Where does the string "category" appear in the records? Copy every line that contains it.

Records from a data collection:
□ □ □ □

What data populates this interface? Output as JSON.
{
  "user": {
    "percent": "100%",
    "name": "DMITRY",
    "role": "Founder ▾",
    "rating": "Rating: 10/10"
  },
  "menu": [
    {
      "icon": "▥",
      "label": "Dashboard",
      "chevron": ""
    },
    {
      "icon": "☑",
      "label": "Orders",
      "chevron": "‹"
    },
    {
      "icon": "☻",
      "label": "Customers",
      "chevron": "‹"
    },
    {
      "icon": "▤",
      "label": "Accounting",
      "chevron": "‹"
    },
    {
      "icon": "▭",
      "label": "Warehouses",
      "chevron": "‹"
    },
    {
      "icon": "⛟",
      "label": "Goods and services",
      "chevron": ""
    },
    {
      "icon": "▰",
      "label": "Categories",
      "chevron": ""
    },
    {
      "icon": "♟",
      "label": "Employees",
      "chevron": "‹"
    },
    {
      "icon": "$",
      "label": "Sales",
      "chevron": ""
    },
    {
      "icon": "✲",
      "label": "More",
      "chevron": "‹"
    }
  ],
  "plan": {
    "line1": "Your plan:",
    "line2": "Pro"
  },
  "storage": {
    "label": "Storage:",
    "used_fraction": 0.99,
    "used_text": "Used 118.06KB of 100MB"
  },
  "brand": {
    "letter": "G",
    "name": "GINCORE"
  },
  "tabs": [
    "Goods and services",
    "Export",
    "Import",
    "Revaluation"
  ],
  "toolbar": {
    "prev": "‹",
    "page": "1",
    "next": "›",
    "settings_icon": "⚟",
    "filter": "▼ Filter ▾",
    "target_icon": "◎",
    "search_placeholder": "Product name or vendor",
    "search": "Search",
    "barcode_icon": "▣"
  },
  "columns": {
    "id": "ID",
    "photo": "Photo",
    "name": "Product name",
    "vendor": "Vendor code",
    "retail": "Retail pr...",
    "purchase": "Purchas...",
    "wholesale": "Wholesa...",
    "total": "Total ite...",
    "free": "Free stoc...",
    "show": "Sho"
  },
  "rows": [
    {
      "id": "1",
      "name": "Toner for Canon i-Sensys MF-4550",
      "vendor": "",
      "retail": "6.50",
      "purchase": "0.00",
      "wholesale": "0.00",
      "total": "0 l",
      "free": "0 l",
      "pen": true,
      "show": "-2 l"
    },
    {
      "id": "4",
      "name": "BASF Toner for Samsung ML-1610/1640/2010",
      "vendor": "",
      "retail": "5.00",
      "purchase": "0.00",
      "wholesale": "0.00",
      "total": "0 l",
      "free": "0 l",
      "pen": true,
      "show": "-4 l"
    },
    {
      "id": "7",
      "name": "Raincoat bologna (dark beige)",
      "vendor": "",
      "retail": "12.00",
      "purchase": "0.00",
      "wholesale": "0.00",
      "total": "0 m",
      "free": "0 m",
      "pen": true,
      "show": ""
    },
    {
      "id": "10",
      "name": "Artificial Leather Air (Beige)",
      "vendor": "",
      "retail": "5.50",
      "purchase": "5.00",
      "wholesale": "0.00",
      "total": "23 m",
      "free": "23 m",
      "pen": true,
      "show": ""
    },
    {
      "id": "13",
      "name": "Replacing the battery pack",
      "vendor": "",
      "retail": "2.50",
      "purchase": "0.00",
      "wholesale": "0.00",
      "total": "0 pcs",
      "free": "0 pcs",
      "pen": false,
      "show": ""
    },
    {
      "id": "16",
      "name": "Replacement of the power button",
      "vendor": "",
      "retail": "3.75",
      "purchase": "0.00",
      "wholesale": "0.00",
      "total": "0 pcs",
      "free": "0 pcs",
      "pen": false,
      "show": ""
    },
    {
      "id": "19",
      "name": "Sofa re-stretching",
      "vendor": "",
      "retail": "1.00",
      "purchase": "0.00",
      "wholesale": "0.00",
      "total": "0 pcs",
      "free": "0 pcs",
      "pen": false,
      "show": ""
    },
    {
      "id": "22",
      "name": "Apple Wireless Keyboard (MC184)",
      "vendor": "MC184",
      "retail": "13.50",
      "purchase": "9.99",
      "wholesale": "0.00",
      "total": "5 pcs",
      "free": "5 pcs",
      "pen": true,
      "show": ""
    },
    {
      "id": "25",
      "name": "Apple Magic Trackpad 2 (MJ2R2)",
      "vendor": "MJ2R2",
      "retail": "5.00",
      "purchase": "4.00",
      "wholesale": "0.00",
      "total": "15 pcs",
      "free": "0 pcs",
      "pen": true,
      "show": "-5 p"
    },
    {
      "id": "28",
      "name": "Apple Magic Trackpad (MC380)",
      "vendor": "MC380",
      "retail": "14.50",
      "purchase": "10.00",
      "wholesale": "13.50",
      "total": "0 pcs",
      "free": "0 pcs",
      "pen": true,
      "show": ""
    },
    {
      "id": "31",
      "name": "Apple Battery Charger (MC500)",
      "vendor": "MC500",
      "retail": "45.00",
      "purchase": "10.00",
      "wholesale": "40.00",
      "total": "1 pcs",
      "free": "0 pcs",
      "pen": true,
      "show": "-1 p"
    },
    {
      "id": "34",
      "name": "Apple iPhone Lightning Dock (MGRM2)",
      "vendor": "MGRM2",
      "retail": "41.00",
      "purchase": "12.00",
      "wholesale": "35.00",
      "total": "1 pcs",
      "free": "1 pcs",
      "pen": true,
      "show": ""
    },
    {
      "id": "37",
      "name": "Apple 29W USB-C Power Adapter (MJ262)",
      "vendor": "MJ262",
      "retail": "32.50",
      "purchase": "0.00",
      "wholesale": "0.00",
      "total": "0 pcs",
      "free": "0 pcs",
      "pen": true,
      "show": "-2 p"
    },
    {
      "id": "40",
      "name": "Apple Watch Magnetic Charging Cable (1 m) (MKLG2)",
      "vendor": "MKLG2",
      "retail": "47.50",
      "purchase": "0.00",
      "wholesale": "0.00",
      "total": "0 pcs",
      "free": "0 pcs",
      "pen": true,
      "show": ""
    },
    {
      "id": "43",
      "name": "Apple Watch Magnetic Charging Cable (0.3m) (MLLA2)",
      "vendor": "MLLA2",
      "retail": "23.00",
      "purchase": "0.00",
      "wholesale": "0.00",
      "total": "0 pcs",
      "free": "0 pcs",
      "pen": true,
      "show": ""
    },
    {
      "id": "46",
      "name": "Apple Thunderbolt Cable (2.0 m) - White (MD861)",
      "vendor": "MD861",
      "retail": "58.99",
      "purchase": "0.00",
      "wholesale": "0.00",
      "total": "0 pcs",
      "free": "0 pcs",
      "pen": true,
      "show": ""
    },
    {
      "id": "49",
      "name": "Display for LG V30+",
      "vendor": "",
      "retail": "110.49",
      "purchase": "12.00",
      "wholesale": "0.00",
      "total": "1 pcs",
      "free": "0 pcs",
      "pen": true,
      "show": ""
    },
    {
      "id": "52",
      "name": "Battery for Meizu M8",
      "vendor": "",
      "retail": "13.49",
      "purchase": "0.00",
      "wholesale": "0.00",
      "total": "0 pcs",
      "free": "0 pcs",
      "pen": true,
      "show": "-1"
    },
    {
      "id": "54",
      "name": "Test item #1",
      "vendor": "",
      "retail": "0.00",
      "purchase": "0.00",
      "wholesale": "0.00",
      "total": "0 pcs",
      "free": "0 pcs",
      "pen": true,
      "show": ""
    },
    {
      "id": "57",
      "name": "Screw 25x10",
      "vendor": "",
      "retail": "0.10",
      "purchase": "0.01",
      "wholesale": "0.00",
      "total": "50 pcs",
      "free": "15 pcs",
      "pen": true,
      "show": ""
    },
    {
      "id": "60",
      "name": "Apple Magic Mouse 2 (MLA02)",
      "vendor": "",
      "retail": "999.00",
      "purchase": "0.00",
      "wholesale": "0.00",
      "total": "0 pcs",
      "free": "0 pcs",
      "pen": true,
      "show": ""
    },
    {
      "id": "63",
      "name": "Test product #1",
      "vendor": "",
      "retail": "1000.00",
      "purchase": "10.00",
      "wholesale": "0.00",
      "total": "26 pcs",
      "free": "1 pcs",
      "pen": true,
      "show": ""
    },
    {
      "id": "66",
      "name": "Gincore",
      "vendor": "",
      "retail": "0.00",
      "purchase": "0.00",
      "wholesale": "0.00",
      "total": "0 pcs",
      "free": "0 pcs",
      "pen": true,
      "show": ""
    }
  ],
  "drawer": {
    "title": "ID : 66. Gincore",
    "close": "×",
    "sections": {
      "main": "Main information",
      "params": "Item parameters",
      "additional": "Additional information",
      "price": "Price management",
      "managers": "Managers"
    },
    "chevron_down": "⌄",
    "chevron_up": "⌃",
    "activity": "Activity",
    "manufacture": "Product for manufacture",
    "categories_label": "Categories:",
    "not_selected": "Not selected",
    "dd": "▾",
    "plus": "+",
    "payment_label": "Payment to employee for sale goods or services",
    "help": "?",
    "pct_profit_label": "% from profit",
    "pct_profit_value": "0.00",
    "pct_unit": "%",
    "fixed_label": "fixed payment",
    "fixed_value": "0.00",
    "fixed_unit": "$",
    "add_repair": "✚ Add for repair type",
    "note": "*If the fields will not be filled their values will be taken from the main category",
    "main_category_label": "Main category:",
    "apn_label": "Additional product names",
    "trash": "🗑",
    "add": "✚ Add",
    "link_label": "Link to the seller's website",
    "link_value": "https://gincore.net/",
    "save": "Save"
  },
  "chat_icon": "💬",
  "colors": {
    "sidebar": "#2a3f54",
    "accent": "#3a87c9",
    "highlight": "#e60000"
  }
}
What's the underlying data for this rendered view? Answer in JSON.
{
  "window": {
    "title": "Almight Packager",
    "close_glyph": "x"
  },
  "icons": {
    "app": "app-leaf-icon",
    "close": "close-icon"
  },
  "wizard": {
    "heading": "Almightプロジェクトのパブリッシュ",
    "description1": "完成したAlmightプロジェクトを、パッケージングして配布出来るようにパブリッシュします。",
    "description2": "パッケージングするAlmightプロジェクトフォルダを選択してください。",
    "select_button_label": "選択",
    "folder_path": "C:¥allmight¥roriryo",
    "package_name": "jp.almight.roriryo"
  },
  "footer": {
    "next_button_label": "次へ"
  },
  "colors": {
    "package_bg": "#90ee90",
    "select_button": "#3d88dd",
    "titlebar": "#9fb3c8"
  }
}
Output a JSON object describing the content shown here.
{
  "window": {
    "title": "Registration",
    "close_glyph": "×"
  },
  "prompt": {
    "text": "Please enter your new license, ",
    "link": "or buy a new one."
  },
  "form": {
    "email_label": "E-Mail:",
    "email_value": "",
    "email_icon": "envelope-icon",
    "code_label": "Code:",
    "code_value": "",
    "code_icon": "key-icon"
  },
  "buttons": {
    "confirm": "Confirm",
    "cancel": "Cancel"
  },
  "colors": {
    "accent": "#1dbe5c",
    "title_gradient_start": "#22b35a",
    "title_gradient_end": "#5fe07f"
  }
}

□ □ □ □

### RESULT FOR THIS EXERCISE
    "note": "*If the fields will not be filled their values will be taken from the main category",
    "main_category_label": "Main category:",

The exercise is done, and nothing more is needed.